Pull out all lines from the listing below in which the word "residing" appears.
::: INPUT FOR THIS TASK
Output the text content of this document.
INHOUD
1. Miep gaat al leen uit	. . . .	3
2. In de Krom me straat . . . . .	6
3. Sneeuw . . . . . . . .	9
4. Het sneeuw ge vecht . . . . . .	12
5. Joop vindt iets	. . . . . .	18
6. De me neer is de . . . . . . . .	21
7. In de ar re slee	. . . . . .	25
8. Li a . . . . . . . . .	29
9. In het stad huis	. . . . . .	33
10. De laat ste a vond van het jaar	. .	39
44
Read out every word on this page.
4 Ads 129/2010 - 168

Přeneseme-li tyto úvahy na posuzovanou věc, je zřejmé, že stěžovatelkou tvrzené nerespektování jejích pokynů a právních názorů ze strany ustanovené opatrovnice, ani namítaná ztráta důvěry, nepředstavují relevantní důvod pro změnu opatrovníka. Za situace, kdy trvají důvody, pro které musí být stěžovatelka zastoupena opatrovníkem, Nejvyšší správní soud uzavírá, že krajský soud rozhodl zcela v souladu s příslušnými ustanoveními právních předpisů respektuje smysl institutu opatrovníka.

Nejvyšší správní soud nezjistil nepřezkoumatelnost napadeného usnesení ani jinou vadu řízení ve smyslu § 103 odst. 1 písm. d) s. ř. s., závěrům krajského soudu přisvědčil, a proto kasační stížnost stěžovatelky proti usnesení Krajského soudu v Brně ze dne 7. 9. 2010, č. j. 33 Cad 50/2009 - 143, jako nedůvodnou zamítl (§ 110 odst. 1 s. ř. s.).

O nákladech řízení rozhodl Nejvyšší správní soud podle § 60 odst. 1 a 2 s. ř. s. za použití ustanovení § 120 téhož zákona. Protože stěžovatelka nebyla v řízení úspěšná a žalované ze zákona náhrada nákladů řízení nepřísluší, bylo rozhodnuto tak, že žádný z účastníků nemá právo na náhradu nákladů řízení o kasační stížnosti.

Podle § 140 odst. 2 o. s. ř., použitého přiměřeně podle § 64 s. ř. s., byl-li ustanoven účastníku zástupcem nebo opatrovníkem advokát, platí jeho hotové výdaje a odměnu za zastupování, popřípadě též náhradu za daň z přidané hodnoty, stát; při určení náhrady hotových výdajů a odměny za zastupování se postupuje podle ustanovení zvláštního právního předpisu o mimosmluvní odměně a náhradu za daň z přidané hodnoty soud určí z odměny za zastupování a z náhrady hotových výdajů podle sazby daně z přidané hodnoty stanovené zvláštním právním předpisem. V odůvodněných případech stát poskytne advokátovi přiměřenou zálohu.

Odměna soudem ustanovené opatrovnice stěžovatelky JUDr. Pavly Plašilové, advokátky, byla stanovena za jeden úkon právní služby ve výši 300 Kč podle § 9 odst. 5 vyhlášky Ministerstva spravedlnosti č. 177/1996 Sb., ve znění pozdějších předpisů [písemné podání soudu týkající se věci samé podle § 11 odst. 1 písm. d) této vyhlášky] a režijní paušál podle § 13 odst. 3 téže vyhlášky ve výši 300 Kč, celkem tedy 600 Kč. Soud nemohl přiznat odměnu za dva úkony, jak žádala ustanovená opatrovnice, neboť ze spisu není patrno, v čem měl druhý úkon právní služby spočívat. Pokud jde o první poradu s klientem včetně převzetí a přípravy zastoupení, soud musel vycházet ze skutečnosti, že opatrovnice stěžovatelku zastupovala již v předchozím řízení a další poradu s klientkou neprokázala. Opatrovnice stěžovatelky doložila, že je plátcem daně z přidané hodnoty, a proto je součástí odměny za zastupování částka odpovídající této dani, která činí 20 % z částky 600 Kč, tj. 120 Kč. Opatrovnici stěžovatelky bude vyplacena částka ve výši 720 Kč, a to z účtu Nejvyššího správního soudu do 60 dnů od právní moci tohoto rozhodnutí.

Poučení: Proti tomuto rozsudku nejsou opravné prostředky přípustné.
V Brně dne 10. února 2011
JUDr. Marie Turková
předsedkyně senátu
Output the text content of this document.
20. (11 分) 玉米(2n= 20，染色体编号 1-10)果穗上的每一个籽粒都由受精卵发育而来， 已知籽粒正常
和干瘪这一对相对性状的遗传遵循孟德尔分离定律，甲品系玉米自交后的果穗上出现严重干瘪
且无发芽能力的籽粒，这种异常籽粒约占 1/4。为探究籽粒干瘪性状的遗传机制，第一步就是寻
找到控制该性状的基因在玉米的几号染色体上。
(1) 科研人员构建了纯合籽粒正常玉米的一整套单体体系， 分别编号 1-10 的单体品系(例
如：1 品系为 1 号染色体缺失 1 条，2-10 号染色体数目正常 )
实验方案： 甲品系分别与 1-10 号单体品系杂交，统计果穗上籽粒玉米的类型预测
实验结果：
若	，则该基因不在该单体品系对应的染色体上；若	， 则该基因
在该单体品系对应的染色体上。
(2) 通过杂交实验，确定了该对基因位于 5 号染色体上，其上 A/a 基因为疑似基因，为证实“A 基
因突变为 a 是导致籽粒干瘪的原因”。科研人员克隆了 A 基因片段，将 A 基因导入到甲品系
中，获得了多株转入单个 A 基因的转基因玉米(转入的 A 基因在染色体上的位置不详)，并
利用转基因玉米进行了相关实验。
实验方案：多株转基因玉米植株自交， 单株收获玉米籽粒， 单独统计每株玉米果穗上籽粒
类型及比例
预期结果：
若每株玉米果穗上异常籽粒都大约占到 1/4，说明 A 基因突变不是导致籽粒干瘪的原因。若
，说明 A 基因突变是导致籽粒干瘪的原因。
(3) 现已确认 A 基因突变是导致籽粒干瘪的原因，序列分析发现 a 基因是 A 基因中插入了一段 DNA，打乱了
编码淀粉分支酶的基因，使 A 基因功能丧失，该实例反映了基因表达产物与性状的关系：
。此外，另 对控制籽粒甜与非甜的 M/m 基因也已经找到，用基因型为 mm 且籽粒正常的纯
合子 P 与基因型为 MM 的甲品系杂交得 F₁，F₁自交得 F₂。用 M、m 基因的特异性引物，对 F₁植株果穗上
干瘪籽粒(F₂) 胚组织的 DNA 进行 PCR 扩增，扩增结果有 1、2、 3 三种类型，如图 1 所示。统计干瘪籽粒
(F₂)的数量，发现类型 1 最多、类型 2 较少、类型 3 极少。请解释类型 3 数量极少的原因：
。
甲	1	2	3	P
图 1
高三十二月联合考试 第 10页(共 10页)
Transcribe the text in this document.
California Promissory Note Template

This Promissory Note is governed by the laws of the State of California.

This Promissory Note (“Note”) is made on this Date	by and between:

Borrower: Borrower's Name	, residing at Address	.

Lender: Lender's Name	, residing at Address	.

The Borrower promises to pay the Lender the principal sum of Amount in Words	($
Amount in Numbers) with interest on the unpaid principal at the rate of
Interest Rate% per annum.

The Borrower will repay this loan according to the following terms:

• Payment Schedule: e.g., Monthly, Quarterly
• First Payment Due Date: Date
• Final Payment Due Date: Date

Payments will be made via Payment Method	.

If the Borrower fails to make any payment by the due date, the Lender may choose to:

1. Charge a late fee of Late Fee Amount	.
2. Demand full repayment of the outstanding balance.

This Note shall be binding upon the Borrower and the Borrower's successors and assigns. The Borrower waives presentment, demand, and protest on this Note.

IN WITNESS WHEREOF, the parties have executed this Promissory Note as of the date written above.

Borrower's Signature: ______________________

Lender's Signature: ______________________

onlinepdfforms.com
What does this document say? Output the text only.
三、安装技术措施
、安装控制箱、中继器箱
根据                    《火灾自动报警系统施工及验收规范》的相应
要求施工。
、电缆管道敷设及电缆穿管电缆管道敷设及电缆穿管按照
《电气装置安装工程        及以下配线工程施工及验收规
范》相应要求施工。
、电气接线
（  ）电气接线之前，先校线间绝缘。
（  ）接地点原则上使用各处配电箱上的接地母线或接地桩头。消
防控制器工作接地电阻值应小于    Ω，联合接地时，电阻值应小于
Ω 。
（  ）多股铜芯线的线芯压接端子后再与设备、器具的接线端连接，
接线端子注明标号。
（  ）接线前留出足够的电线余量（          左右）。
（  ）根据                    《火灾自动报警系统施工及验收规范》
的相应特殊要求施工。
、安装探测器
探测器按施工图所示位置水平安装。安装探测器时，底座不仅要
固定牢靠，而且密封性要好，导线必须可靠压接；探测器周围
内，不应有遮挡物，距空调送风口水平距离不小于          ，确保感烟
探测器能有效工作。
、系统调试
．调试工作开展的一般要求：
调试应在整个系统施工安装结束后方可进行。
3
::::::
_RESPONSE TO THE TASK_
Borrower: Borrower's Name	, residing at Address	.
Lender: Lender's Name	, residing at Address	.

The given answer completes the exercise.